[Start Dataset records]

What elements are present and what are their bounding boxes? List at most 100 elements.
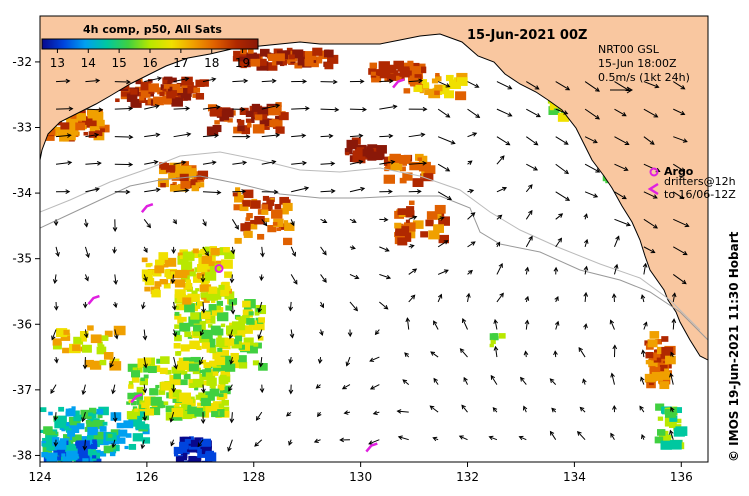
current-vector-head	[113, 280, 118, 285]
sst-pixel	[240, 223, 251, 232]
sst-pixel	[52, 342, 62, 350]
sst-pixel	[174, 305, 180, 310]
sst-pixel	[417, 157, 422, 161]
current-vector-head	[339, 437, 345, 443]
sst-pixel	[267, 225, 277, 233]
current-vector-head	[128, 134, 134, 140]
sst-pixel	[48, 411, 53, 416]
sst-pixel	[69, 425, 80, 434]
sst-pixel	[83, 131, 88, 136]
current-vector-head	[211, 77, 217, 82]
sst-pixel	[664, 368, 669, 373]
sst-pixel	[435, 210, 445, 218]
current-vector	[54, 412, 57, 421]
sst-pixel	[284, 222, 295, 231]
sst-pixel	[372, 151, 383, 161]
sst-pixel	[179, 322, 191, 332]
current-vector-head	[202, 221, 207, 227]
sst-pixel	[233, 50, 244, 60]
current-vector	[379, 301, 388, 310]
sst-pixel	[81, 337, 87, 342]
current-vector-head	[422, 106, 428, 112]
current-vector	[173, 77, 189, 83]
sst-pixel	[288, 54, 295, 60]
current-vector-head	[445, 83, 451, 88]
current-vector-head	[474, 83, 480, 88]
current-vector	[526, 108, 541, 118]
current-vector	[614, 236, 620, 248]
sst-pixel	[202, 380, 209, 386]
current-vector-head	[557, 237, 563, 243]
current-vector	[202, 161, 216, 165]
sst-pixel	[183, 373, 191, 380]
sst-pixel	[165, 369, 172, 375]
current-vector-head	[579, 406, 585, 412]
sst-pixel	[42, 443, 48, 448]
sst-pixel	[132, 406, 138, 410]
sst-pixel	[448, 79, 461, 90]
sst-pixel	[140, 81, 152, 91]
sst-pixel	[425, 219, 434, 227]
sst-pixel	[62, 347, 69, 354]
sst-pixel	[368, 68, 377, 75]
current-vector	[526, 136, 538, 146]
sst-pixel	[47, 452, 58, 461]
current-vector	[84, 246, 90, 258]
current-vector	[254, 439, 263, 447]
current-vector	[231, 412, 233, 423]
sst-pixel	[205, 372, 216, 380]
current-vector	[437, 269, 449, 275]
current-vector	[525, 320, 528, 330]
current-vector-head	[53, 416, 58, 422]
current-vector	[437, 163, 450, 172]
current-vector-head	[418, 78, 424, 84]
sst-pixel	[649, 331, 660, 339]
sst-pixel	[136, 386, 144, 393]
current-vector	[672, 293, 676, 303]
sst-pixel	[246, 213, 253, 219]
sst-pixel	[97, 344, 105, 350]
current-vector-head	[368, 440, 374, 445]
sst-pixel	[240, 48, 248, 55]
sst-pixel	[409, 77, 420, 86]
sst-pixel	[208, 338, 213, 342]
sst-pixel	[250, 219, 256, 224]
sst-pixel	[399, 177, 407, 184]
sst-pixel	[661, 434, 672, 443]
sst-pixel	[100, 128, 105, 133]
current-vector	[260, 356, 263, 367]
current-vector-head	[227, 446, 232, 452]
sst-pixel	[77, 448, 88, 457]
sst-pixel	[284, 199, 291, 205]
sst-pixel	[181, 261, 193, 271]
sst-pixel	[115, 98, 120, 103]
sst-pixel	[181, 448, 186, 452]
sst-pixel	[131, 376, 140, 383]
sst-pixel	[394, 222, 402, 229]
current-vector	[489, 436, 498, 441]
sst-pixel	[75, 122, 86, 131]
current-vector	[173, 161, 186, 165]
current-vector-head	[54, 358, 59, 364]
current-vector-head	[369, 357, 375, 362]
current-vector	[673, 246, 688, 255]
sst-pixel	[408, 200, 415, 206]
sst-pixel	[222, 281, 230, 289]
drifter-track	[365, 442, 378, 453]
sst-pixel	[248, 311, 254, 316]
sst-pixel	[254, 215, 265, 225]
current-vector-head	[388, 189, 393, 194]
current-vector	[463, 377, 468, 385]
current-vector-head	[332, 79, 338, 85]
sst-pixel	[413, 84, 423, 92]
current-vector-head	[470, 241, 476, 246]
current-vector-head	[653, 224, 659, 229]
sst-pixel	[245, 110, 254, 118]
sst-pixel	[397, 237, 408, 246]
current-vector-head	[153, 159, 159, 165]
sst-pixel	[41, 451, 49, 458]
sst-pixel	[262, 123, 270, 130]
sst-pixel	[163, 76, 173, 84]
australia-land	[40, 16, 708, 361]
current-vector	[496, 155, 505, 165]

[End Dataset records]

Aim =
Copy out every line of the material above word for word, without the picture.

Finished answer =
What elements are present and what are their bounding boxes? List at most 100 elements.
current-vector-head	[113, 280, 118, 285]
sst-pixel	[240, 223, 251, 232]
sst-pixel	[52, 342, 62, 350]
sst-pixel	[174, 305, 180, 310]
sst-pixel	[417, 157, 422, 161]
current-vector-head	[339, 437, 345, 443]
sst-pixel	[267, 225, 277, 233]
current-vector-head	[128, 134, 134, 140]
sst-pixel	[48, 411, 53, 416]
sst-pixel	[69, 425, 80, 434]
sst-pixel	[83, 131, 88, 136]
current-vector-head	[211, 77, 217, 82]
sst-pixel	[664, 368, 669, 373]
sst-pixel	[435, 210, 445, 218]
current-vector	[54, 412, 57, 421]
sst-pixel	[284, 222, 295, 231]
sst-pixel	[372, 151, 383, 161]
sst-pixel	[179, 322, 191, 332]
current-vector-head	[202, 221, 207, 227]
sst-pixel	[233, 50, 244, 60]
current-vector	[379, 301, 388, 310]
sst-pixel	[81, 337, 87, 342]
current-vector-head	[422, 106, 428, 112]
current-vector	[173, 77, 189, 83]
sst-pixel	[288, 54, 295, 60]
current-vector-head	[445, 83, 451, 88]
current-vector-head	[474, 83, 480, 88]
current-vector	[526, 108, 541, 118]
current-vector	[614, 236, 620, 248]
sst-pixel	[202, 380, 209, 386]
current-vector-head	[557, 237, 563, 243]
current-vector	[202, 161, 216, 165]
sst-pixel	[183, 373, 191, 380]
sst-pixel	[165, 369, 172, 375]
current-vector-head	[579, 406, 585, 412]
sst-pixel	[42, 443, 48, 448]
sst-pixel	[132, 406, 138, 410]
sst-pixel	[448, 79, 461, 90]
sst-pixel	[140, 81, 152, 91]
sst-pixel	[425, 219, 434, 227]
sst-pixel	[62, 347, 69, 354]
sst-pixel	[368, 68, 377, 75]
current-vector	[526, 136, 538, 146]
sst-pixel	[47, 452, 58, 461]
current-vector	[84, 246, 90, 258]
current-vector	[254, 439, 263, 447]
current-vector	[231, 412, 233, 423]
sst-pixel	[205, 372, 216, 380]
current-vector	[437, 269, 449, 275]
current-vector	[525, 320, 528, 330]
current-vector-head	[53, 416, 58, 422]
current-vector	[437, 163, 450, 172]
current-vector-head	[418, 78, 424, 84]
sst-pixel	[649, 331, 660, 339]
sst-pixel	[136, 386, 144, 393]
current-vector	[672, 293, 676, 303]
sst-pixel	[246, 213, 253, 219]
sst-pixel	[97, 344, 105, 350]
current-vector-head	[368, 440, 374, 445]
sst-pixel	[240, 48, 248, 55]
sst-pixel	[409, 77, 420, 86]
sst-pixel	[208, 338, 213, 342]
sst-pixel	[250, 219, 256, 224]
sst-pixel	[399, 177, 407, 184]
sst-pixel	[661, 434, 672, 443]
sst-pixel	[100, 128, 105, 133]
current-vector	[260, 356, 263, 367]
current-vector-head	[227, 446, 232, 452]
sst-pixel	[77, 448, 88, 457]
sst-pixel	[284, 199, 291, 205]
sst-pixel	[181, 261, 193, 271]
sst-pixel	[115, 98, 120, 103]
sst-pixel	[181, 448, 186, 452]
sst-pixel	[131, 376, 140, 383]
sst-pixel	[394, 222, 402, 229]
current-vector	[489, 436, 498, 441]
sst-pixel	[75, 122, 86, 131]
current-vector	[173, 161, 186, 165]
current-vector-head	[54, 358, 59, 364]
current-vector-head	[369, 357, 375, 362]
current-vector	[673, 246, 688, 255]
sst-pixel	[408, 200, 415, 206]
sst-pixel	[222, 281, 230, 289]
drifter-track	[365, 442, 378, 453]
sst-pixel	[248, 311, 254, 316]
sst-pixel	[254, 215, 265, 225]
current-vector-head	[388, 189, 393, 194]
current-vector	[463, 377, 468, 385]
current-vector-head	[332, 79, 338, 85]
sst-pixel	[413, 84, 423, 92]
current-vector-head	[470, 241, 476, 246]
current-vector-head	[653, 224, 659, 229]
sst-pixel	[245, 110, 254, 118]
sst-pixel	[397, 237, 408, 246]
current-vector-head	[153, 159, 159, 165]
sst-pixel	[41, 451, 49, 458]
sst-pixel	[262, 123, 270, 130]
sst-pixel	[163, 76, 173, 84]
australia-land	[40, 16, 708, 361]
current-vector	[496, 155, 505, 165]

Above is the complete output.